Provided material.
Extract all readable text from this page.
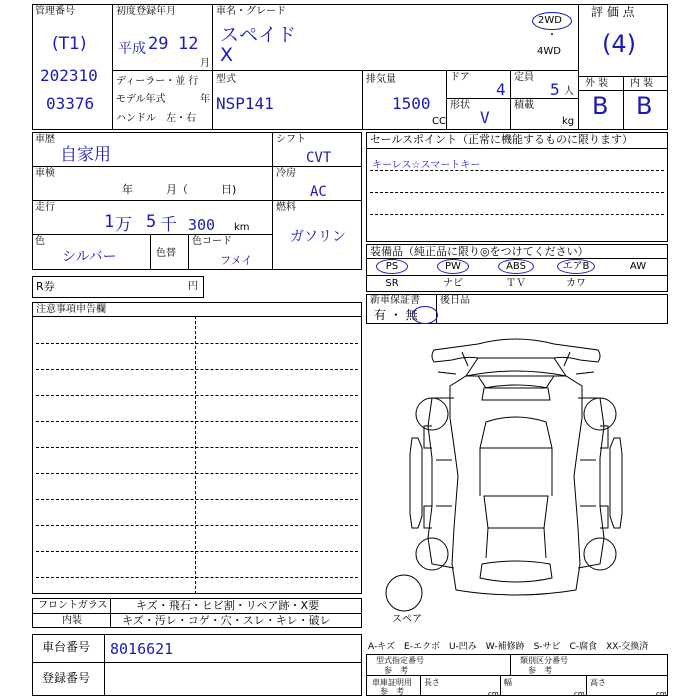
管理番号
(T1)
202310
03376
初度登録年月
平成 29 12
月
車名・グレード
スペイド
X
2WD
・
4WD
評 価 点
(4)
外 装 内 装
B B
ディーラー・並 行
モデル年式	年
ハンドル　左・右
型式
NSP141
排気量
1500
CC
ドア
4
形状
V
定員
5 人
積載
kg
車歴
自家用
車検
年　　　月（　　　日)
走行
1 万 5 千 300 km
色
シルバー	色替
色コード
フメイ
シフト
CVT
冷房
AC
燃料
ガソリン
R券	円
セールスポイント（正常に機能するものに限ります）
キーレス☆スマートキー
装備品（純正品に限り◎をつけてください）
PS	PW	ABS	エアB	AW
SR	ナビ	ＴＶ	カワ
新車保証書
有 ・ 無
後日品
注意事項申告欄
スペア
フロントガラス	キズ・飛石・ヒビ割・リペア跡・X要
内装	キズ・汚レ・コゲ・穴・スレ・キレ・破レ
車台番号 8016621
登録番号
A-キズ　E-エクボ　U-凹み　W-補修跡　S-サビ　C-腐食　XX-交換済
型式指定番号
参　考
類別区分番号
参　考
車庫証明用
参　考
長さ
cm
幅
cm
高さ
cm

Stated task.
All of the material above is to be copied exactly, except for its images.

Full response.
Extract all readable text from this page.
管理番号
(T1)
202310
03376
初度登録年月
平成 29 12
月
車名・グレード
スペイド
X
2WD
・
4WD
評 価 点
(4)
外 装 内 装
B B
ディーラー・並 行
モデル年式	年
ハンドル　左・右
型式
NSP141
排気量
1500
CC
ドア
4
形状
V
定員
5 人
積載
kg
車歴
自家用
車検
年　　　月（　　　日)
走行
1 万 5 千 300 km
色
シルバー	色替
色コード
フメイ
シフト
CVT
冷房
AC
燃料
ガソリン
R券	円
セールスポイント（正常に機能するものに限ります）
キーレス☆スマートキー
装備品（純正品に限り◎をつけてください）
PS	PW	ABS	エアB	AW
SR	ナビ	ＴＶ	カワ
新車保証書
有 ・ 無
後日品
注意事項申告欄
スペア
フロントガラス	キズ・飛石・ヒビ割・リペア跡・X要
内装	キズ・汚レ・コゲ・穴・スレ・キレ・破レ
車台番号 8016621
登録番号
A-キズ　E-エクボ　U-凹み　W-補修跡　S-サビ　C-腐食　XX-交換済
型式指定番号
参　考
類別区分番号
参　考
車庫証明用
参　考
長さ
cm
幅
cm
高さ
cm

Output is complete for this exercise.